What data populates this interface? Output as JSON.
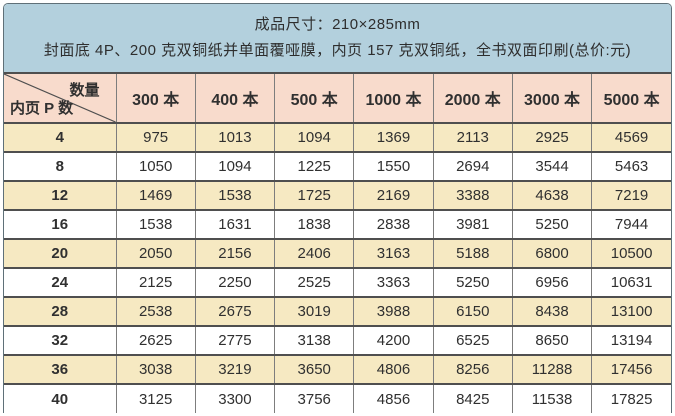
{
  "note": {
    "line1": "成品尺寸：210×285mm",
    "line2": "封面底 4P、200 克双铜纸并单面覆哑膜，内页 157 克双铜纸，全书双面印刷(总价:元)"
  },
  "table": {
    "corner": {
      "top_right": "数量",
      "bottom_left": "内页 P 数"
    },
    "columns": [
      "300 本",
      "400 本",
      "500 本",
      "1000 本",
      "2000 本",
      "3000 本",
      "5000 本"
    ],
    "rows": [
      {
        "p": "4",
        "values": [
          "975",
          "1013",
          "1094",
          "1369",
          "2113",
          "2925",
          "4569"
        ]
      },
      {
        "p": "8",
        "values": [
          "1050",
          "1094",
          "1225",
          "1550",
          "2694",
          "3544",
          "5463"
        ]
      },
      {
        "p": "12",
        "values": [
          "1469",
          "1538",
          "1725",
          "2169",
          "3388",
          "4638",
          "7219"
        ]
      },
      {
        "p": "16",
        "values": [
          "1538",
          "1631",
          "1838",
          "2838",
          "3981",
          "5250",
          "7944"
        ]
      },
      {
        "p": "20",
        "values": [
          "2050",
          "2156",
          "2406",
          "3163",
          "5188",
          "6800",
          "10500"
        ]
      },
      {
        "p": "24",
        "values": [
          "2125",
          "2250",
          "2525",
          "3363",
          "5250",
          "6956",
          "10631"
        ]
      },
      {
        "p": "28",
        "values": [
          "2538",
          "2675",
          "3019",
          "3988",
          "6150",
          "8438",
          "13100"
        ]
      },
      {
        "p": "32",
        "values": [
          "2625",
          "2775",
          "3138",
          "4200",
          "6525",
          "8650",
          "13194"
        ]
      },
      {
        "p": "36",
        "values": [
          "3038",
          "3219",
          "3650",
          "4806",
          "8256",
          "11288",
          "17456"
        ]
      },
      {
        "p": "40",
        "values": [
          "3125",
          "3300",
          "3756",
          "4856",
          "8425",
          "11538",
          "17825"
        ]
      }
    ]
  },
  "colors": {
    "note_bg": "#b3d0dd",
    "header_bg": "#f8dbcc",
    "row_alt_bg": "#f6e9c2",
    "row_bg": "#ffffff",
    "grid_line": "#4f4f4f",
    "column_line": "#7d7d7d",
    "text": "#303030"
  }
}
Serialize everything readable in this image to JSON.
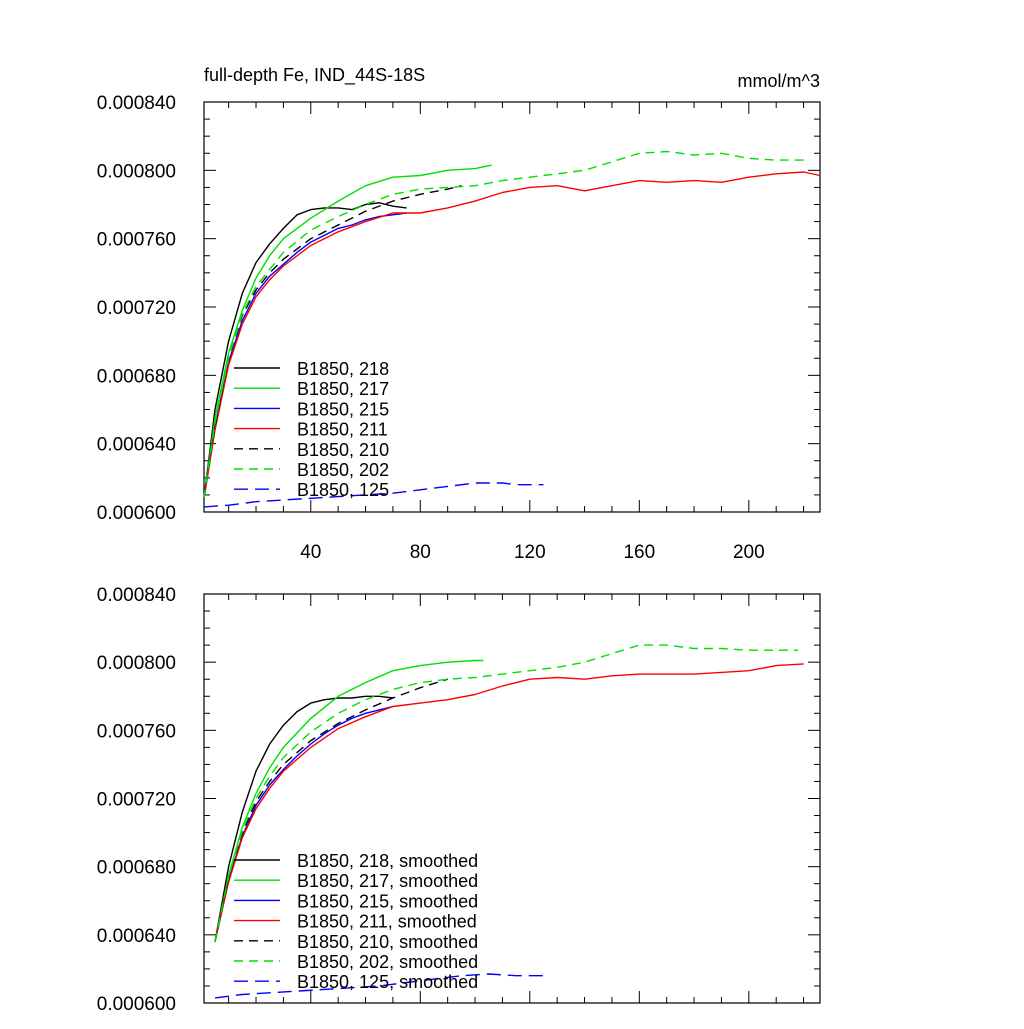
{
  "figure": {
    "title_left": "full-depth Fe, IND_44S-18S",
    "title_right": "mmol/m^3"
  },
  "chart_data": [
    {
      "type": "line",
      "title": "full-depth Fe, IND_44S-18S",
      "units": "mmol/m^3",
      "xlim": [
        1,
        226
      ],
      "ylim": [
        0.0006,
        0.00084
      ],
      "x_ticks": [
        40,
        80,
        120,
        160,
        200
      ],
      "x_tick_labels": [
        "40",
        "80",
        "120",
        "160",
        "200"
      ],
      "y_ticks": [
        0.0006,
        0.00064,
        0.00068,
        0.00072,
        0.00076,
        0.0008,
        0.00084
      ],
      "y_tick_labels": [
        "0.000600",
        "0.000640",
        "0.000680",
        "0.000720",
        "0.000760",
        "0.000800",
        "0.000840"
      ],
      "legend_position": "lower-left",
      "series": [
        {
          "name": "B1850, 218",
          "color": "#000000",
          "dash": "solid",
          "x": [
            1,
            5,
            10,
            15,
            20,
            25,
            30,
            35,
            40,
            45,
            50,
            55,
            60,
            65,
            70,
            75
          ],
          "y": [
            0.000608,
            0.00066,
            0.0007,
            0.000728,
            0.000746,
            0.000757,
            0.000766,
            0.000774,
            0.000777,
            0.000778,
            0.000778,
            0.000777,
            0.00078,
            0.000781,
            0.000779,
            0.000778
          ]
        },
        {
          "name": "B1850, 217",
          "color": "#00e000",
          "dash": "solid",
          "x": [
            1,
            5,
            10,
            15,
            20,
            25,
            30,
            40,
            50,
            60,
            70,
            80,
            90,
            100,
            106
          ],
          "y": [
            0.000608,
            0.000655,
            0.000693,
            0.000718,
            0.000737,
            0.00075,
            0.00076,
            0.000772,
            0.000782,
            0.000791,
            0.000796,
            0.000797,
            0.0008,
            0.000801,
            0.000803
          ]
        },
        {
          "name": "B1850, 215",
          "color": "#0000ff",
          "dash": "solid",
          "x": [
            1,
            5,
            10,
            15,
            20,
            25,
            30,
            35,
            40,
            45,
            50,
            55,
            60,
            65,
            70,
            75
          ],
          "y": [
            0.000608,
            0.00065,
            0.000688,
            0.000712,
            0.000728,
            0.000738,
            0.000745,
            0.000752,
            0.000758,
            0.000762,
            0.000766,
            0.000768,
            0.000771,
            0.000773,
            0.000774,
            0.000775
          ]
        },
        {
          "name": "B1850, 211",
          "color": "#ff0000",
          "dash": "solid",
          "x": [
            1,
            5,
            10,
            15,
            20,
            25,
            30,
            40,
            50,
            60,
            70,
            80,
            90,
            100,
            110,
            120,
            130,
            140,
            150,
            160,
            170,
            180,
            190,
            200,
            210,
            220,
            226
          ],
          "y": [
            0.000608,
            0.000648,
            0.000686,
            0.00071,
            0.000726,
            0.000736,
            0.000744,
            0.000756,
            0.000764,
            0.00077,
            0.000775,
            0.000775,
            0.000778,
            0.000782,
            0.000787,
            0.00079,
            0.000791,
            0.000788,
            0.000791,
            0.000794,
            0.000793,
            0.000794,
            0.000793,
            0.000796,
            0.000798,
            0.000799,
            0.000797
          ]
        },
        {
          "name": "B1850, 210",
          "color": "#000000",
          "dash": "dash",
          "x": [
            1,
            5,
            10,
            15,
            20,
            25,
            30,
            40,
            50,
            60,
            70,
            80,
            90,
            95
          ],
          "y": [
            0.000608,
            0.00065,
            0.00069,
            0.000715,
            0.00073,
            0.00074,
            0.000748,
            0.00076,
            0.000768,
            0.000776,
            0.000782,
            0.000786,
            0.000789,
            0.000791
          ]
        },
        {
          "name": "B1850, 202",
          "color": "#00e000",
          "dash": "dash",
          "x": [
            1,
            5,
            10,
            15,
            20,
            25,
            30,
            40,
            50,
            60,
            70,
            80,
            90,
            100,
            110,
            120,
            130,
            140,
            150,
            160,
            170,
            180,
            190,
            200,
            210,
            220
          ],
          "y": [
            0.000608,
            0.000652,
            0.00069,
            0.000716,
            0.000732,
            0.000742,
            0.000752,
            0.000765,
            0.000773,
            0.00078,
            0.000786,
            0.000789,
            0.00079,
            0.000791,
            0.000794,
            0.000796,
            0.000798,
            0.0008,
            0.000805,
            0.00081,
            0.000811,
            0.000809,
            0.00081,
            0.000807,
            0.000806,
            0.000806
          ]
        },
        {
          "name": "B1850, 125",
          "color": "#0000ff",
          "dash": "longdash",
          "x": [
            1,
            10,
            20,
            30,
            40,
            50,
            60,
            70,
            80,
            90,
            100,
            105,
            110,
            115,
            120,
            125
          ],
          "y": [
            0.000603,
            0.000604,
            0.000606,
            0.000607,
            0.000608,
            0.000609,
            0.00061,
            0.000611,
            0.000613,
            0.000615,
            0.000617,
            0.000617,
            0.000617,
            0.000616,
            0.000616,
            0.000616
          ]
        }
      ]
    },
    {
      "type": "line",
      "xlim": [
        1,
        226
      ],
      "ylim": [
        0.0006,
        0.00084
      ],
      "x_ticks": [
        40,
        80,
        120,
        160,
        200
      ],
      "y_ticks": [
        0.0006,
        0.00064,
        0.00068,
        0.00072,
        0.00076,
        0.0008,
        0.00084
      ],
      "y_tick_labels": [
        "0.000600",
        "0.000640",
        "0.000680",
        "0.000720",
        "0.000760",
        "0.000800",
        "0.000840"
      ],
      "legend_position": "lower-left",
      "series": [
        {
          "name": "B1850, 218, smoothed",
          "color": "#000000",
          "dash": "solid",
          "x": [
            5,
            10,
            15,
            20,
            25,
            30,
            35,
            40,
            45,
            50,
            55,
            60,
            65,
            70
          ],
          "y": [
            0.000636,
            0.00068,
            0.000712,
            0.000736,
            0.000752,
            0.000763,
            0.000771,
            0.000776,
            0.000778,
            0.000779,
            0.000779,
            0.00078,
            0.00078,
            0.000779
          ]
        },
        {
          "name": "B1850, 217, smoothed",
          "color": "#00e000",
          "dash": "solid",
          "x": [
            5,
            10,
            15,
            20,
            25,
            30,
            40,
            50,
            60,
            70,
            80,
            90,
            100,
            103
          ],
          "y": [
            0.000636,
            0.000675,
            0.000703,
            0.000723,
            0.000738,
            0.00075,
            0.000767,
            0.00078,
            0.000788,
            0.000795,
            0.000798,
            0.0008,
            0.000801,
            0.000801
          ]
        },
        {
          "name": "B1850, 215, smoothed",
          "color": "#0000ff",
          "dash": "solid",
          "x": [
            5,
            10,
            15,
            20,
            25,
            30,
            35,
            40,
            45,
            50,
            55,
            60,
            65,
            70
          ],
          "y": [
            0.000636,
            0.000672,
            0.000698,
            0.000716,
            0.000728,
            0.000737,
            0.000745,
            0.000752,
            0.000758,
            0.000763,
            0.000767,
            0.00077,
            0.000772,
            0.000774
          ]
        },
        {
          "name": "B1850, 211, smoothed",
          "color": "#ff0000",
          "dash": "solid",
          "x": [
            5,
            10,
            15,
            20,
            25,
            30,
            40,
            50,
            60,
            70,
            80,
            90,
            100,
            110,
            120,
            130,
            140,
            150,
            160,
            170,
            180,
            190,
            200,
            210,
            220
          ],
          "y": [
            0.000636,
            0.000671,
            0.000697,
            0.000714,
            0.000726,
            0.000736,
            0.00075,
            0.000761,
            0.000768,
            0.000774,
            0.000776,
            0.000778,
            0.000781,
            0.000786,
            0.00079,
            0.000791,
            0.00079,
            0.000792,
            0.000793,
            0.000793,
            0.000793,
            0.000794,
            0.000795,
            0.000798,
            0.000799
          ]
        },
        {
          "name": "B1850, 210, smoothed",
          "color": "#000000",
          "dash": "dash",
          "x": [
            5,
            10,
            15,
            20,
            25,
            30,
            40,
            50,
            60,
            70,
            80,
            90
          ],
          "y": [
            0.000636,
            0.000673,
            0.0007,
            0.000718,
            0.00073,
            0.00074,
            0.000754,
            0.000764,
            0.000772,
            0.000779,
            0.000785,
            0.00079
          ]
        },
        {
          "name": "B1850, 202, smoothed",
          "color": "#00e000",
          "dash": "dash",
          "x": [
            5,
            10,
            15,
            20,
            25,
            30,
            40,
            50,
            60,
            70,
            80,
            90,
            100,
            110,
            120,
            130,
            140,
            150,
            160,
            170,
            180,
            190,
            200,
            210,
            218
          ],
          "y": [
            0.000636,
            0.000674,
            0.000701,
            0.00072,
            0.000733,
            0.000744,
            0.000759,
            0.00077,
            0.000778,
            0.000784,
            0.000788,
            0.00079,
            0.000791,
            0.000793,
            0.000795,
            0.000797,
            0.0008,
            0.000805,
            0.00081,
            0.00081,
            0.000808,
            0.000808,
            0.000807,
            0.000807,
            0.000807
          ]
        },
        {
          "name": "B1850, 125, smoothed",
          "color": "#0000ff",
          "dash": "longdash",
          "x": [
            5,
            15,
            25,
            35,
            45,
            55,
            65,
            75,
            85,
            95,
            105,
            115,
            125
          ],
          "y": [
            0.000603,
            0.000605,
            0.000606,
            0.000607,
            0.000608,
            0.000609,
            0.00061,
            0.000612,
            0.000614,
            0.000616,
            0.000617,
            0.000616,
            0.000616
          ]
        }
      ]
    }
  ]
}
+ + + +
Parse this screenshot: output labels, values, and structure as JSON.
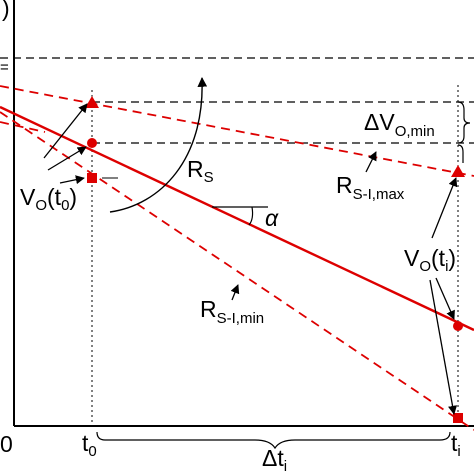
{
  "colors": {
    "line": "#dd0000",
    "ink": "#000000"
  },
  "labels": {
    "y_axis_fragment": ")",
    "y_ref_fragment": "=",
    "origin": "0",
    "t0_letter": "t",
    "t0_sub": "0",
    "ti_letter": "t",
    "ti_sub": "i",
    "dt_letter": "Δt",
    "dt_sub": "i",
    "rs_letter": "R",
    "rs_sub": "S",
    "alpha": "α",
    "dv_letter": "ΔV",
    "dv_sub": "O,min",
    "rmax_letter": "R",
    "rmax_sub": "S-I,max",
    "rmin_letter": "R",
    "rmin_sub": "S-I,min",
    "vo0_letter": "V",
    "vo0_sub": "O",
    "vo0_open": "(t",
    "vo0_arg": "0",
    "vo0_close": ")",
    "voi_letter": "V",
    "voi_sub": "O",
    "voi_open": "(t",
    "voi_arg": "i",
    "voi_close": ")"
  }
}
+ + + +
### Work to complete
What is the number of lines that hold the string "JSON"? Give it alone.

### Reply to the task
3